- WRITTEN INSTRUCTION
In the entries that follow, find the word "screenshot" and report each line it is on.

- INPUT
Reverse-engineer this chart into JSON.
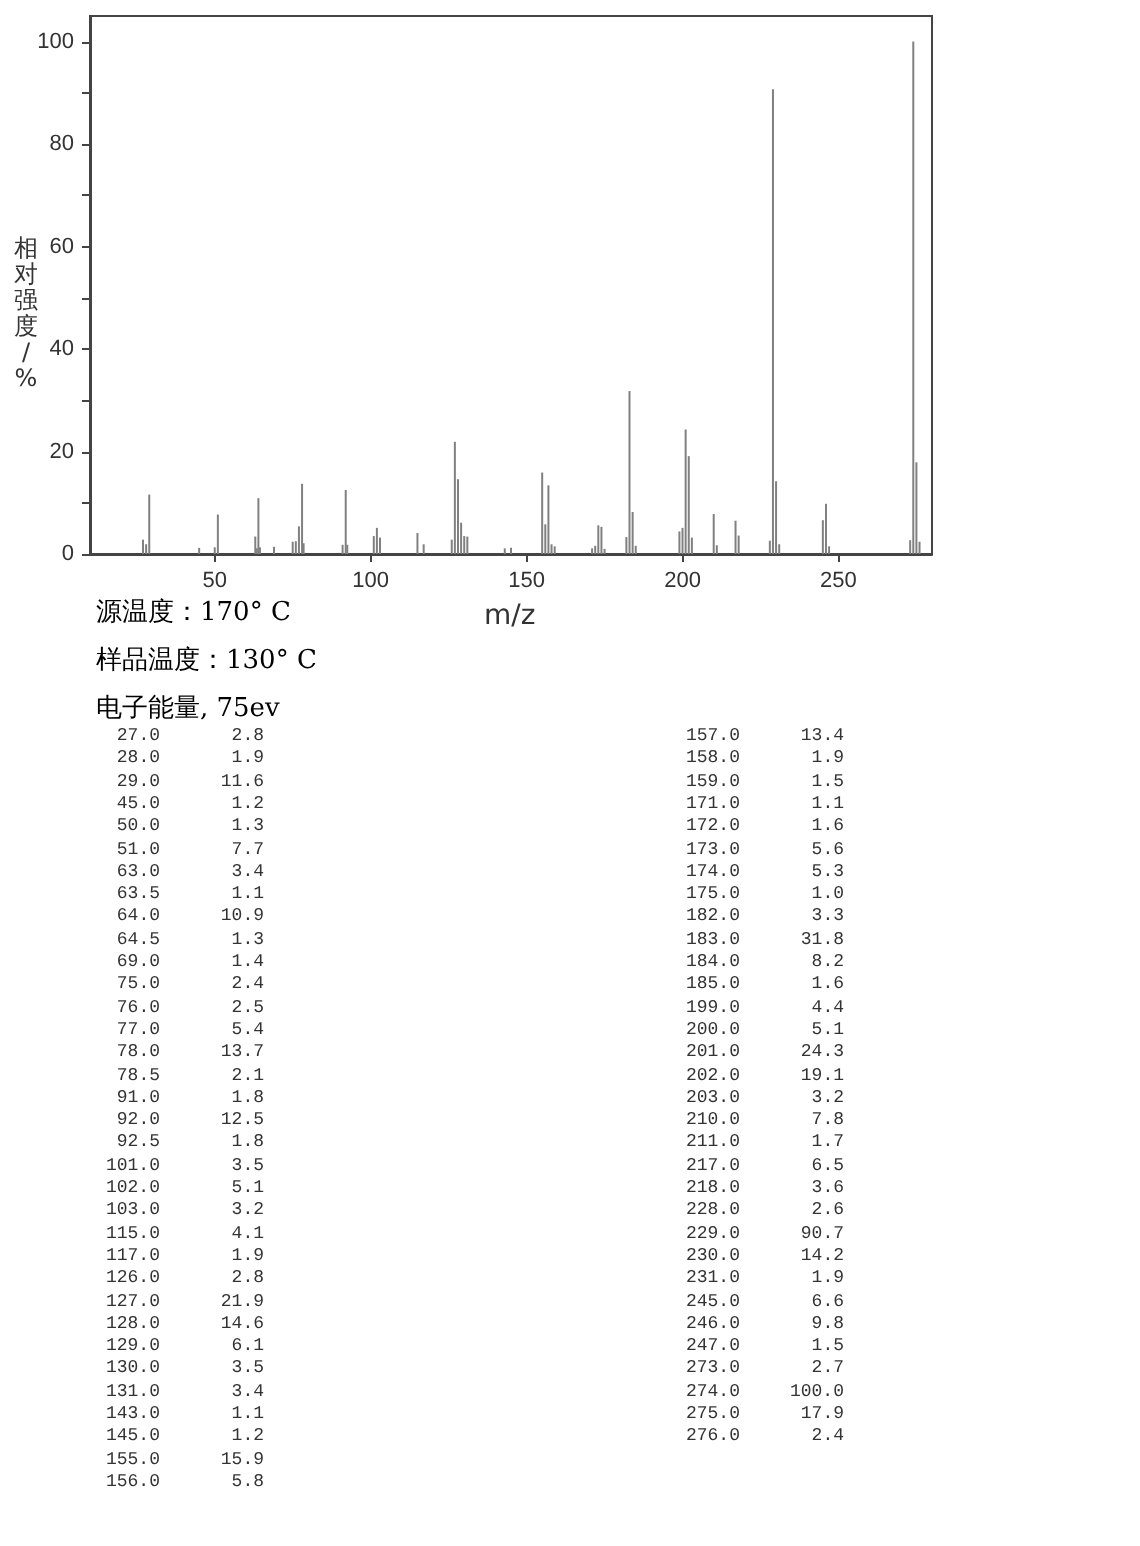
{
  "chart_data": {
    "type": "bar",
    "color": "#808080",
    "xlabel": "m/z",
    "ylabel": "相对强度/%",
    "annotations": [
      "源温度：170° C",
      "样品温度：130° C",
      "电子能量, 75ev",
      "27.0",
      "2.8",
      "28.0",
      "1.9",
      "29.0",
      "11.6",
      "45.0",
      "1.2",
      "50.0",
      "1.3",
      "51.0",
      "7.7",
      "63.0",
      "3.4",
      "63.5",
      "1.1",
      "64.0",
      "10.9",
      "64.5",
      "1.3",
      "69.0",
      "1.4",
      "75.0",
      "2.4",
      "76.0",
      "2.5",
      "77.0",
      "5.4",
      "78.0",
      "13.7",
      "78.5",
      "2.1",
      "91.0",
      "1.8",
      "92.0",
      "12.5",
      "92.5",
      "1.8",
      "101.0",
      "3.5",
      "102.0",
      "5.1",
      "103.0",
      "3.2",
      "115.0",
      "4.1",
      "117.0",
      "1.9",
      "126.0",
      "2.8",
      "127.0",
      "21.9",
      "128.0",
      "14.6",
      "129.0",
      "6.1",
      "130.0",
      "3.5",
      "131.0",
      "3.4",
      "143.0",
      "1.1",
      "145.0",
      "1.2",
      "155.0",
      "15.9",
      "156.0",
      "5.8",
      "157.0",
      "13.4",
      "158.0",
      "1.9",
      "159.0",
      "1.5",
      "171.0",
      "1.1",
      "172.0",
      "1.6",
      "173.0",
      "5.6",
      "174.0",
      "5.3",
      "175.0",
      "1.0",
      "182.0",
      "3.3",
      "183.0",
      "31.8",
      "184.0",
      "8.2",
      "185.0",
      "1.6",
      "199.0",
      "4.4",
      "200.0",
      "5.1",
      "201.0",
      "24.3",
      "202.0",
      "19.1",
      "203.0",
      "3.2",
      "210.0",
      "7.8",
      "211.0",
      "1.7",
      "217.0",
      "6.5",
      "218.0",
      "3.6",
      "228.0",
      "2.6",
      "229.0",
      "90.7",
      "230.0",
      "14.2",
      "231.0",
      "1.9",
      "245.0",
      "6.6",
      "246.0",
      "9.8",
      "247.0",
      "1.5",
      "273.0",
      "2.7",
      "274.0",
      "100.0",
      "275.0",
      "17.9",
      "276.0",
      "2.4"
    ],
    "x": [
      27,
      28,
      29,
      45,
      50,
      51,
      63,
      63.5,
      64,
      64.5,
      69,
      75,
      76,
      77,
      78,
      78.5,
      91,
      92,
      92.5,
      101,
      102,
      103,
      115,
      117,
      126,
      127,
      128,
      129,
      130,
      131,
      143,
      145,
      155,
      156,
      157,
      158,
      159,
      171,
      172,
      173,
      174,
      175,
      182,
      183,
      184,
      185,
      199,
      200,
      201,
      202,
      203,
      210,
      211,
      217,
      218,
      228,
      229,
      230,
      231,
      245,
      246,
      247,
      273,
      274,
      275,
      276
    ],
    "values": [
      2.8,
      1.9,
      11.6,
      1.2,
      1.3,
      7.7,
      3.4,
      1.1,
      10.9,
      1.3,
      1.4,
      2.4,
      2.5,
      5.4,
      13.7,
      2.1,
      1.8,
      12.5,
      1.8,
      3.5,
      5.1,
      3.2,
      4.1,
      1.9,
      2.8,
      21.9,
      14.6,
      6.1,
      3.5,
      3.4,
      1.1,
      1.2,
      15.9,
      5.8,
      13.4,
      1.9,
      1.5,
      1.1,
      1.6,
      5.6,
      5.3,
      1.0,
      3.3,
      31.8,
      8.2,
      1.6,
      4.4,
      5.1,
      24.3,
      19.1,
      3.2,
      7.8,
      1.7,
      6.5,
      3.6,
      2.6,
      90.7,
      14.2,
      1.9,
      6.6,
      9.8,
      1.5,
      2.7,
      100.0,
      17.9,
      2.4
    ],
    "xlim": [
      10,
      280
    ],
    "xticks": [
      50,
      100,
      150,
      200,
      250
    ],
    "ylim": [
      0,
      105
    ],
    "yticks": [
      0,
      {
        "value": 10,
        "label": null
      },
      20,
      {
        "value": 30,
        "label": null
      },
      40,
      {
        "value": 50,
        "label": null
      },
      60,
      {
        "value": 70,
        "label": null
      },
      80,
      {
        "value": 90,
        "label": null
      },
      100
    ],
    "grid": false
  }
}
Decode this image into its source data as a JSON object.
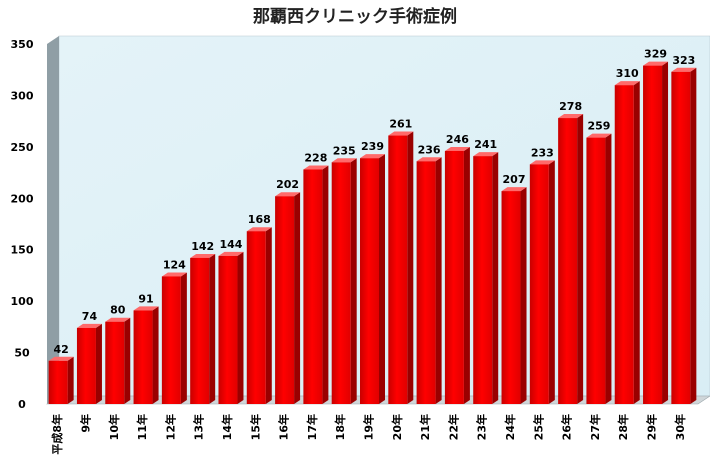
{
  "chart_data": {
    "type": "bar",
    "title": "那覇西クリニック手術症例",
    "categories": [
      "平成8年",
      "9年",
      "10年",
      "11年",
      "12年",
      "13年",
      "14年",
      "15年",
      "16年",
      "17年",
      "18年",
      "19年",
      "20年",
      "21年",
      "22年",
      "23年",
      "24年",
      "25年",
      "26年",
      "27年",
      "28年",
      "29年",
      "30年"
    ],
    "values": [
      42,
      74,
      80,
      91,
      124,
      142,
      144,
      168,
      202,
      228,
      235,
      239,
      261,
      236,
      246,
      241,
      207,
      233,
      278,
      259,
      310,
      329,
      323
    ],
    "ylim": [
      0,
      350
    ],
    "yticks": [
      0,
      50,
      100,
      150,
      200,
      250,
      300,
      350
    ],
    "grid": false,
    "bar_color": "#ff0000",
    "plot_background": "#d9eef5",
    "wall_shade": "#8f9ea5"
  }
}
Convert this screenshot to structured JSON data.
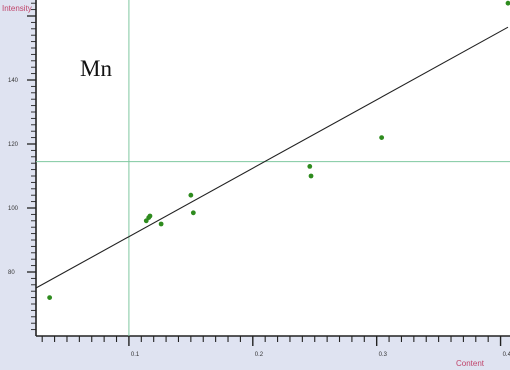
{
  "chart_data": {
    "type": "scatter",
    "title": "Mn",
    "xlabel": "Content",
    "ylabel": "Intensity",
    "xlim": [
      0.025,
      0.406
    ],
    "ylim": [
      60,
      165
    ],
    "x_ticks": [
      {
        "value": 0.1,
        "label": "0.1"
      },
      {
        "value": 0.2,
        "label": "0.2"
      },
      {
        "value": 0.3,
        "label": "0.3"
      },
      {
        "value": 0.4,
        "label": "0.4"
      }
    ],
    "y_ticks": [
      {
        "value": 80,
        "label": "80"
      },
      {
        "value": 100,
        "label": "100"
      },
      {
        "value": 120,
        "label": "120"
      },
      {
        "value": 140,
        "label": "140"
      }
    ],
    "points": [
      {
        "x": 0.036,
        "y": 72
      },
      {
        "x": 0.114,
        "y": 96
      },
      {
        "x": 0.116,
        "y": 97
      },
      {
        "x": 0.117,
        "y": 97.5
      },
      {
        "x": 0.126,
        "y": 95
      },
      {
        "x": 0.15,
        "y": 104
      },
      {
        "x": 0.152,
        "y": 98.5
      },
      {
        "x": 0.246,
        "y": 113
      },
      {
        "x": 0.247,
        "y": 110
      },
      {
        "x": 0.304,
        "y": 122
      },
      {
        "x": 0.406,
        "y": 164
      }
    ],
    "fit_line": {
      "x": [
        0.025,
        0.406
      ],
      "y": [
        75,
        156.5
      ]
    },
    "crosshair": {
      "x": 0.1,
      "y": 114.5
    },
    "grid": false,
    "legend": "none",
    "colors": {
      "points": "#2e8b1e",
      "fit_line": "#222222",
      "crosshair": "#7fc8a0",
      "axis": "#222222",
      "axis_name": "#c0446a",
      "ruler": "#dfe3f1"
    }
  }
}
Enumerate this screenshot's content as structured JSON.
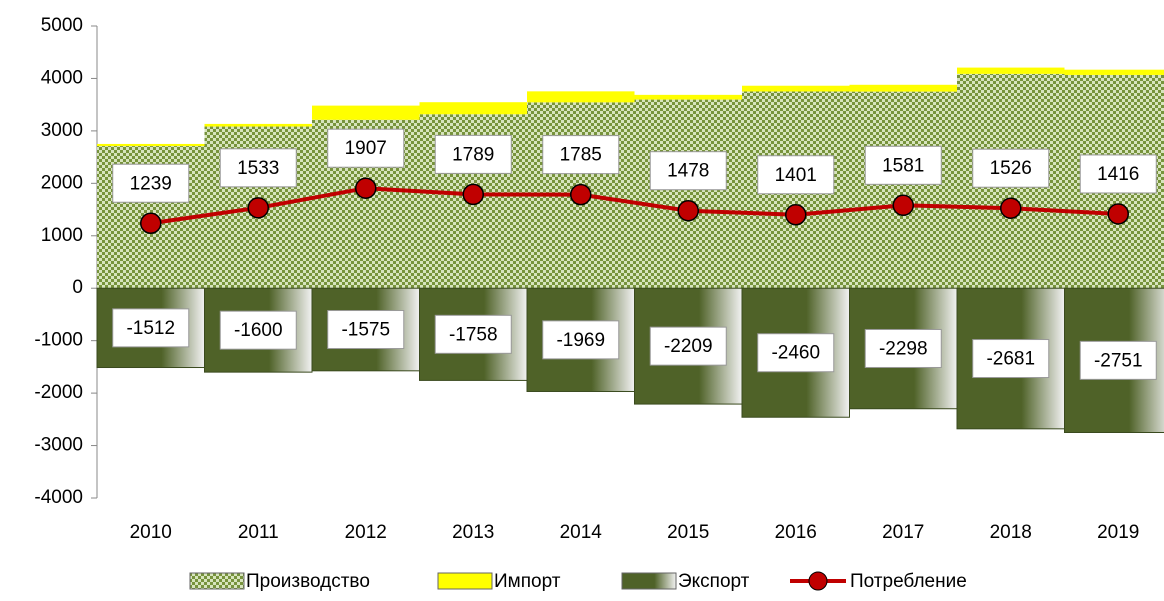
{
  "chart_data": {
    "type": "bar",
    "stacked": true,
    "categories": [
      "2010",
      "2011",
      "2012",
      "2013",
      "2014",
      "2015",
      "2016",
      "2017",
      "2018",
      "2019"
    ],
    "series": [
      {
        "name": "Производство",
        "color": "#7a9a3a",
        "values": [
          2711,
          3083,
          3212,
          3317,
          3544,
          3597,
          3751,
          3749,
          4087,
          4067
        ]
      },
      {
        "name": "Импорт",
        "color": "#ffff00",
        "values": [
          40,
          50,
          270,
          230,
          210,
          90,
          110,
          130,
          120,
          100
        ]
      },
      {
        "name": "Экспорт",
        "color": "#4f6228",
        "values": [
          -1512,
          -1600,
          -1575,
          -1758,
          -1969,
          -2209,
          -2460,
          -2298,
          -2681,
          -2751
        ]
      },
      {
        "name": "Потребление",
        "type": "line",
        "color": "#c00000",
        "values": [
          1239,
          1533,
          1907,
          1789,
          1785,
          1478,
          1401,
          1581,
          1526,
          1416
        ]
      }
    ],
    "ylim": [
      -4000,
      5000
    ],
    "yticks": [
      -4000,
      -3000,
      -2000,
      -1000,
      0,
      1000,
      2000,
      3000,
      4000,
      5000
    ],
    "grid": false,
    "legend": "bottom"
  }
}
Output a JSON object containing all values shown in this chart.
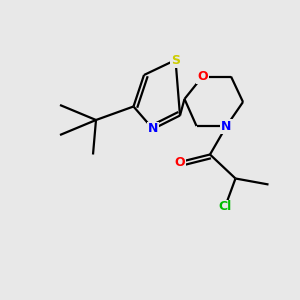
{
  "background_color": "#e8e8e8",
  "atom_colors": {
    "S": "#cccc00",
    "N": "#0000ff",
    "O": "#ff0000",
    "Cl": "#00bb00",
    "C": "#000000"
  },
  "figsize": [
    3.0,
    3.0
  ],
  "dpi": 100,
  "bond_lw": 1.6,
  "font_size": 9
}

- THE SOLUTION
Convert this screenshot to structured JSON data.
Enumerate this screenshot's content as structured JSON.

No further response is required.